**Problems and tasks**.
A – In the court transcript excerpt, whom does Mr. Mayberry say the judge is trying to do a good job for?
B – Translate this sentence from the court transcript excerpt into Spanish: "I am not here to educate you, Mr. Mayberry."

[Excerpt provided start]

Later petitioner said:

'Mr. Mayberry: My witness isn't being in an inquisition, you know. This isn't the Spanish Inquisition.'

Following other exchanges with the court, petitioner said:

'Mr. Mayberry: Now, just what do you call proper? I have asked questions, numerous questions and everyone you said is improper. I have asked questions that my adviser has given me, and I have repeated these questions verbatim as they came out of my adviser's mouth, and you said they are improper. Now just what do you consider proper?

'The Court: I am not here to educate you, Mr. Mayberry.

'Mr. Mayberry: No. I know you are not. But you're not here to railroad me into no life bit, either.

'Mr. Codispoti: To protect the record—

'The Court: Do you have any other questions to ask this witness?

'Mr. Mayberry: You need to have some kind of psychiatric treatment, I think. You're some kind of a nut. I know you're trying to do a good job for that Warden Maroney back there, but let's keep it looking decent anyway, you know. Don't make it so obvious, Your Honor.'

Page 461

(8) A codefendant was removed from the courtroom and when he returned petitioner asked for a severance.

[Excerpt provided end]
[Data shown start]

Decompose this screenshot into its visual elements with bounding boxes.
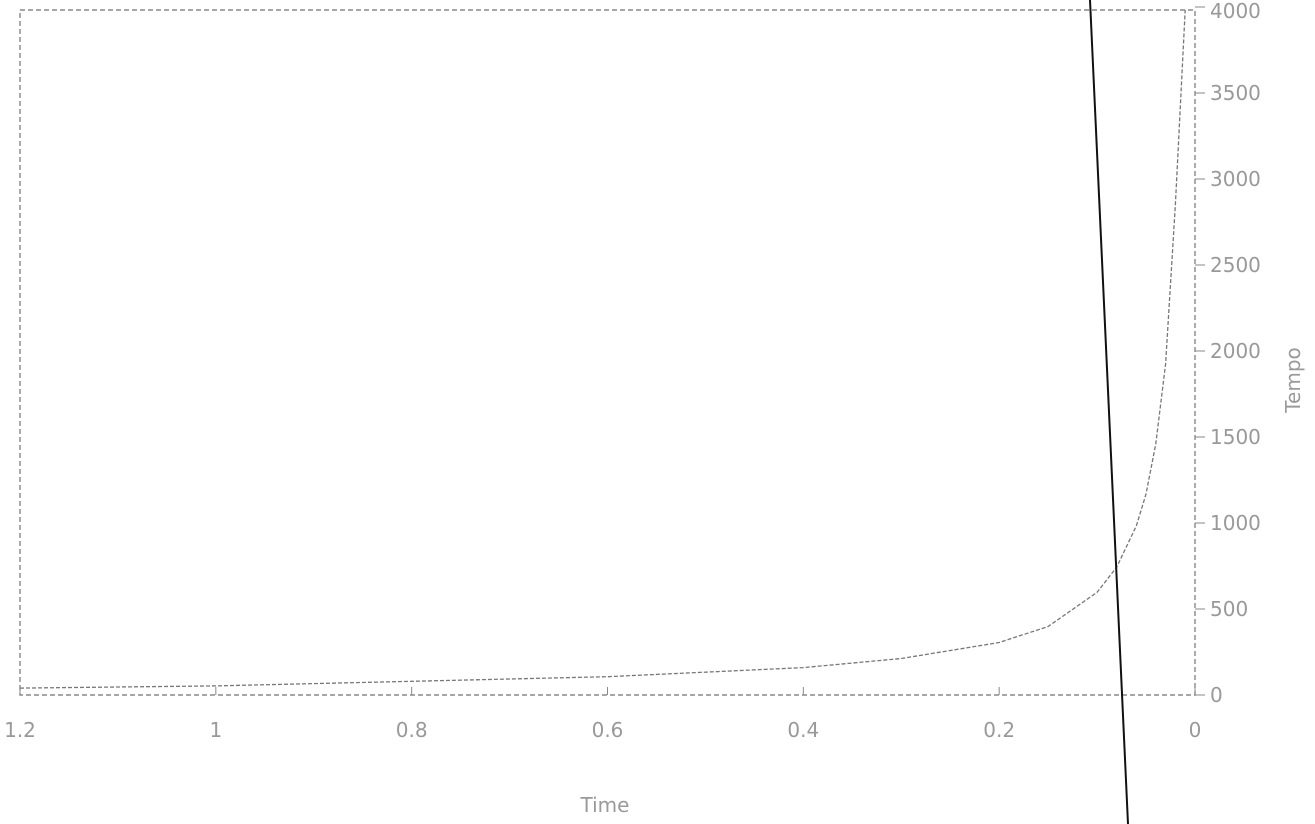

[Data shown end]

**Correct answers**.
A – Warden Maroney

B – No estoy aquí para educarlo, señor Mayberry.